§ **WORK TO BE COMPLETED**: Return the records verbatim, beginning at the line that contains "text-line: 系地址：台山市台城上朗路 386" and continuing through the end of the records.

[Stored data]
^^^^
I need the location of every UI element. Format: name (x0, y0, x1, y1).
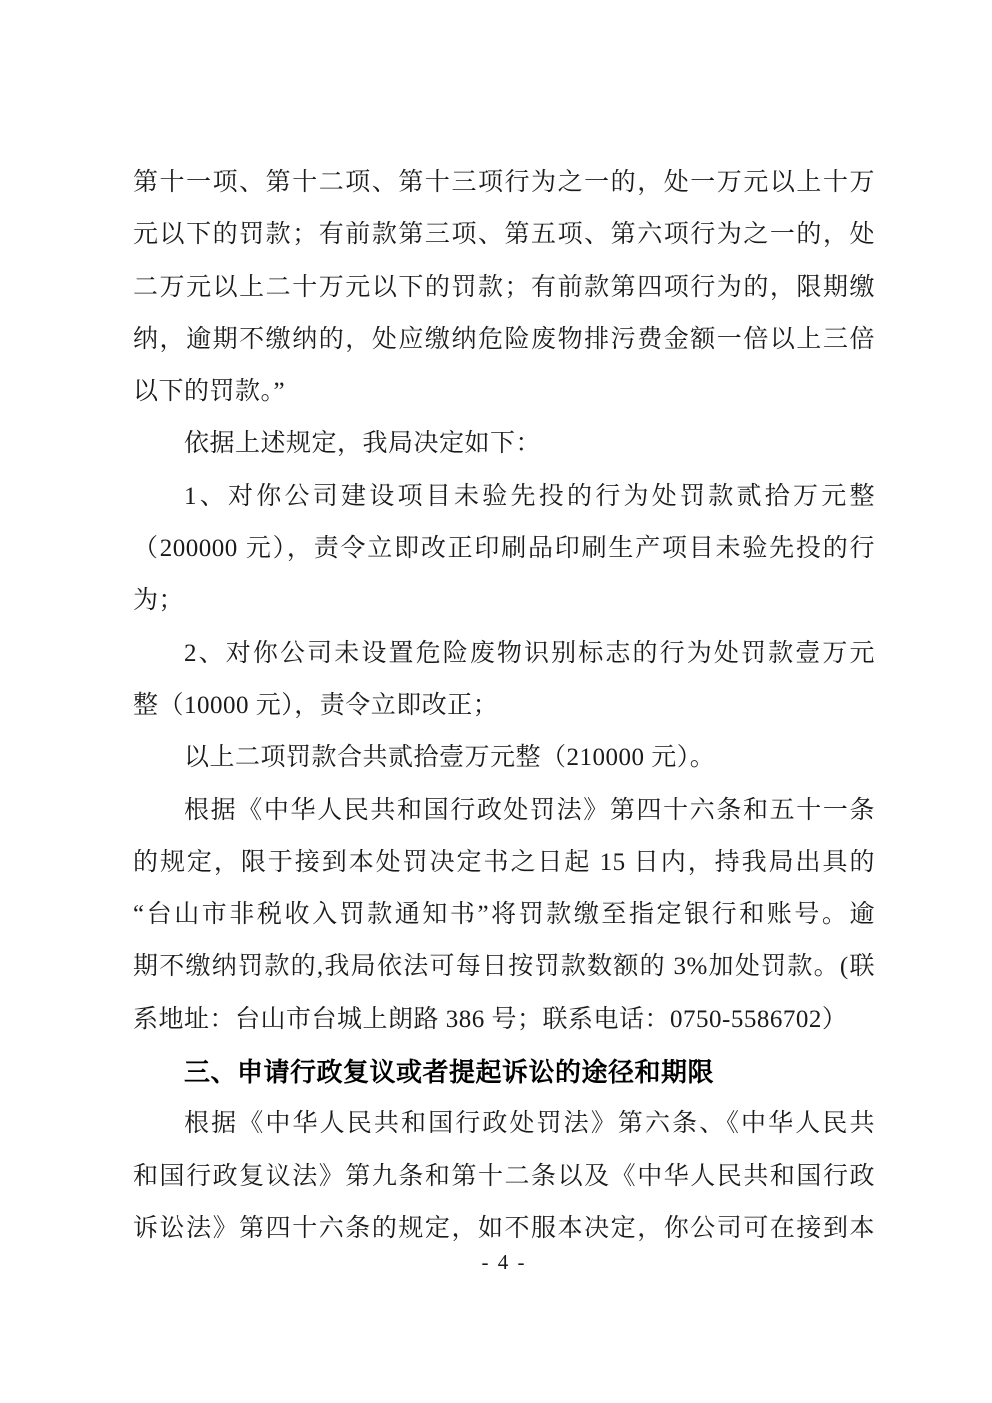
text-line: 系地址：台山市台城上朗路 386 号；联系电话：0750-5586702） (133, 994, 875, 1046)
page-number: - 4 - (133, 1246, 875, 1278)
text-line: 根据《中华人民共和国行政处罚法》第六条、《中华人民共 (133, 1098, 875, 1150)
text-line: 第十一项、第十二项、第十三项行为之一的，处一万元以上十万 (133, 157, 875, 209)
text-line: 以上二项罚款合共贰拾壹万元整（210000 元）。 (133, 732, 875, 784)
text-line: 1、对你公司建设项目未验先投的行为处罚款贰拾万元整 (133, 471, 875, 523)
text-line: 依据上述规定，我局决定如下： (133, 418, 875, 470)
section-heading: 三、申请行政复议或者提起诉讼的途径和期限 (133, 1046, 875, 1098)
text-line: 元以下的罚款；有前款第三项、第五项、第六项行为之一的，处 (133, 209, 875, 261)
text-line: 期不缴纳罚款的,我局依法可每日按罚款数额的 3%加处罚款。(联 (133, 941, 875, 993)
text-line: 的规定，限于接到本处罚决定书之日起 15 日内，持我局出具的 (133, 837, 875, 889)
^^^^
§ **SOLUTION BELOW**:
text-line: 系地址：台山市台城上朗路 386 号；联系电话：0750-5586702） (133, 994, 875, 1046)
page-number: - 4 - (133, 1246, 875, 1278)
text-line: 根据《中华人民共和国行政处罚法》第六条、《中华人民共 (133, 1098, 875, 1150)
text-line: 第十一项、第十二项、第十三项行为之一的，处一万元以上十万 (133, 157, 875, 209)
text-line: 以上二项罚款合共贰拾壹万元整（210000 元）。 (133, 732, 875, 784)
text-line: 1、对你公司建设项目未验先投的行为处罚款贰拾万元整 (133, 471, 875, 523)
text-line: 依据上述规定，我局决定如下： (133, 418, 875, 470)
section-heading: 三、申请行政复议或者提起诉讼的途径和期限 (133, 1046, 875, 1098)
text-line: 元以下的罚款；有前款第三项、第五项、第六项行为之一的，处 (133, 209, 875, 261)
text-line: 期不缴纳罚款的,我局依法可每日按罚款数额的 3%加处罚款。(联 (133, 941, 875, 993)
text-line: 的规定，限于接到本处罚决定书之日起 15 日内，持我局出具的 (133, 837, 875, 889)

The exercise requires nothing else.